* **SHORT TASK**: Locate the string "Segundo" throughout the material and copy every line in which it occurs.

* **STORED RECORDS**:
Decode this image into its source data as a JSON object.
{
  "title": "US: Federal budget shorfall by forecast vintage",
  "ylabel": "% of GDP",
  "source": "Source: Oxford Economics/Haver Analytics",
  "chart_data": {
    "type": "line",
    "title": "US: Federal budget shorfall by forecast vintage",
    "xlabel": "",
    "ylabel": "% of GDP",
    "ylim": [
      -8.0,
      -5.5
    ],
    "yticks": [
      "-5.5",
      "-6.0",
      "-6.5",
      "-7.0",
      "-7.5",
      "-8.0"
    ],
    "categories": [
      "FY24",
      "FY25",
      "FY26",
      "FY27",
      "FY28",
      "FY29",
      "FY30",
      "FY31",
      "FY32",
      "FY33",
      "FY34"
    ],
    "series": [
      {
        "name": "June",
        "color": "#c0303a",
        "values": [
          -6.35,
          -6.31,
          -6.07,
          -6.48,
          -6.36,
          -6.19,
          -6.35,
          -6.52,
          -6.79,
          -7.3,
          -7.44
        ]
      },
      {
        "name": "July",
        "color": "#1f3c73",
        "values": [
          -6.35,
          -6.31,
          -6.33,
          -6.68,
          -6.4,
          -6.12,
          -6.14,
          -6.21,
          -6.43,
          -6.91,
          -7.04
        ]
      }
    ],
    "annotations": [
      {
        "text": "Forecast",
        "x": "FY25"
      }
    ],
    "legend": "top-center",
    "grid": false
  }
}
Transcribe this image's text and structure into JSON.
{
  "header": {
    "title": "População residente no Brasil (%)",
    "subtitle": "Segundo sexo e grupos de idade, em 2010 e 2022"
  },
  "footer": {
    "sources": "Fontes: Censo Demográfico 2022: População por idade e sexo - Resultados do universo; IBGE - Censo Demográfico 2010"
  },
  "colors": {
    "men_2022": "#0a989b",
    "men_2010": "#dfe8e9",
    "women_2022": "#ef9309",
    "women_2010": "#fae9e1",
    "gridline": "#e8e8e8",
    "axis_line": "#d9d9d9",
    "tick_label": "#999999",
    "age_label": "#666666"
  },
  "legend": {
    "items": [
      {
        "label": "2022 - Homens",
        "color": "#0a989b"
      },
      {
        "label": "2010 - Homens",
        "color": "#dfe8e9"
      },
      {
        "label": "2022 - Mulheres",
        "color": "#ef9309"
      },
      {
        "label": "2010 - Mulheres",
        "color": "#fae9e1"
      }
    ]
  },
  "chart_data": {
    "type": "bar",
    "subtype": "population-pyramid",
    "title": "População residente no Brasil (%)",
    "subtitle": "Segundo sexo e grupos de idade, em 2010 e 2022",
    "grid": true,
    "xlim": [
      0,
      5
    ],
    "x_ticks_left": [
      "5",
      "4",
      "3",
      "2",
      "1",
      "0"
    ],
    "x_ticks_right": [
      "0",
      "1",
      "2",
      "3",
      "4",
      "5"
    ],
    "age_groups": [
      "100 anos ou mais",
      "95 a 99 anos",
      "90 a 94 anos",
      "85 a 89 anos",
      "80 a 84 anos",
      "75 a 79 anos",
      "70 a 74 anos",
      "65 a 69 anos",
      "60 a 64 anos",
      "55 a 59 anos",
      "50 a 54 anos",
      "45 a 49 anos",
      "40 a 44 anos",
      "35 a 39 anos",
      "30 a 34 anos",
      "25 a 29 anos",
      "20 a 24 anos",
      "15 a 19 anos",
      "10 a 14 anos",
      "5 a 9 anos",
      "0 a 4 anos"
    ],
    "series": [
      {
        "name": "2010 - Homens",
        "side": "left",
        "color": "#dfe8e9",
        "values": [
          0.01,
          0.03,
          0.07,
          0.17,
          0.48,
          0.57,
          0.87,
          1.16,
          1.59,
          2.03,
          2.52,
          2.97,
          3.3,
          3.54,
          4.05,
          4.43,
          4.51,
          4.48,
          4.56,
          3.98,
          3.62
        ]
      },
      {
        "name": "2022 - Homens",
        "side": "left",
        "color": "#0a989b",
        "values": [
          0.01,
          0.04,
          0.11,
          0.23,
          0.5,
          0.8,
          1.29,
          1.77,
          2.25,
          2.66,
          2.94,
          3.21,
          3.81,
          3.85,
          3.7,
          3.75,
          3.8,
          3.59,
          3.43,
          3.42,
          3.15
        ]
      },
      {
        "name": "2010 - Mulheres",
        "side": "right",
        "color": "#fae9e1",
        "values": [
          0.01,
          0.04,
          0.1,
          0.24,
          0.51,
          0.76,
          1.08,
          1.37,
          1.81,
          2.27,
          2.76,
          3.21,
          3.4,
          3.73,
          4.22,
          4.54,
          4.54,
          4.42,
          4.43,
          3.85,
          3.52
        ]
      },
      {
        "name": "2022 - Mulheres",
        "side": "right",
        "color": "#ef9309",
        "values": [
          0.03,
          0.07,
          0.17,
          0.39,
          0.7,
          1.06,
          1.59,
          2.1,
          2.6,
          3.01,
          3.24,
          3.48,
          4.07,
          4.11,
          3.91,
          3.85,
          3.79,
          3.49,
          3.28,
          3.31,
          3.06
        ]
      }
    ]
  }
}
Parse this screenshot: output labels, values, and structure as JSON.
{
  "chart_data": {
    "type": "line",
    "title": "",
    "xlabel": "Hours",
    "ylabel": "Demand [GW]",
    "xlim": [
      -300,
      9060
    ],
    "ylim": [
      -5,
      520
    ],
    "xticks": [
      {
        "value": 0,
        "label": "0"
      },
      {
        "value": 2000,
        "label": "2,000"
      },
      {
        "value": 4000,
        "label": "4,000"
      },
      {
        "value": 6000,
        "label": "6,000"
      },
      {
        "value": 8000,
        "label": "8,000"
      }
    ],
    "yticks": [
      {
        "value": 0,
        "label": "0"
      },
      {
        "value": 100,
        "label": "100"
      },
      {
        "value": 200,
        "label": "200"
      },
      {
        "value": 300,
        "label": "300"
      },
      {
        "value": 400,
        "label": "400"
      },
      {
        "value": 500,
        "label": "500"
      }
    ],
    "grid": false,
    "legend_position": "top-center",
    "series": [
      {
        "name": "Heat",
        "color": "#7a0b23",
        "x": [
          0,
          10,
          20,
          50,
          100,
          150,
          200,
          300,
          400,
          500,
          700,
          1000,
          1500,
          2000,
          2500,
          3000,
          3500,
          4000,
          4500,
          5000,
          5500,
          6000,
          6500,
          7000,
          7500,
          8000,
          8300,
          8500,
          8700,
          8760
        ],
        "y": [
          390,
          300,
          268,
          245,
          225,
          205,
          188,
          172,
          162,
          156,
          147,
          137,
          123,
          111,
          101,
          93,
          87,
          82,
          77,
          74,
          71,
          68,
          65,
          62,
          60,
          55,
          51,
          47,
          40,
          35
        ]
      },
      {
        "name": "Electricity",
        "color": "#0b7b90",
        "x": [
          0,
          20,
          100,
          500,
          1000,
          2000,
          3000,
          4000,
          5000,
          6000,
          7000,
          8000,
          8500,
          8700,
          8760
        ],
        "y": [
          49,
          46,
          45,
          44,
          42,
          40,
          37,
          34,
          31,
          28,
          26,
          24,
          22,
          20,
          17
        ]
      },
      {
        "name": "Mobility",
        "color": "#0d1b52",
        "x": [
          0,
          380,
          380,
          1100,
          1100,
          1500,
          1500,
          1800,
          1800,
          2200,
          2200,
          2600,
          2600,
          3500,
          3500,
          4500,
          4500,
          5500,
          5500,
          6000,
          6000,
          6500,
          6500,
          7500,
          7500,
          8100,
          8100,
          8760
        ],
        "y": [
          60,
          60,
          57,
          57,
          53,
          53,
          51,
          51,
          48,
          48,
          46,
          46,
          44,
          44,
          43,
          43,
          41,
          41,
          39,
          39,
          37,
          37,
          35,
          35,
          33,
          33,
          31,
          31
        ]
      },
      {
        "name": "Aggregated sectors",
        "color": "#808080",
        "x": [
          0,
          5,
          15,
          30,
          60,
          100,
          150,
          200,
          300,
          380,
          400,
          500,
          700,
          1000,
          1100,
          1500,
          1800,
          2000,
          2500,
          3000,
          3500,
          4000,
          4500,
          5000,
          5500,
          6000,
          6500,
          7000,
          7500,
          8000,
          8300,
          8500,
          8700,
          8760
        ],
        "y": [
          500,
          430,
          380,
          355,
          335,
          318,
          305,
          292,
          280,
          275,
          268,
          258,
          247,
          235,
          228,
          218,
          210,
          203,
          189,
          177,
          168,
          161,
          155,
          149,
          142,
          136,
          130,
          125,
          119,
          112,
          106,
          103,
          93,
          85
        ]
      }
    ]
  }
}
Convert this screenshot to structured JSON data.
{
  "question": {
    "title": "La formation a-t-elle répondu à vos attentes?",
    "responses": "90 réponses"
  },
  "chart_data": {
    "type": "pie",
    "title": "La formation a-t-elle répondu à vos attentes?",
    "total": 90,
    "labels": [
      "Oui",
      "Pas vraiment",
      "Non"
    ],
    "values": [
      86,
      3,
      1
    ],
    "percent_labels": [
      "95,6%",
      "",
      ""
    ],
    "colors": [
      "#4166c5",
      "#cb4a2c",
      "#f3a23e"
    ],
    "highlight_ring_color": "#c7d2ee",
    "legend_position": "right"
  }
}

* **REPLY**:
    "subtitle": "Segundo sexo e grupos de idade, em 2010 e 2022"
    "subtitle": "Segundo sexo e grupos de idade, em 2010 e 2022",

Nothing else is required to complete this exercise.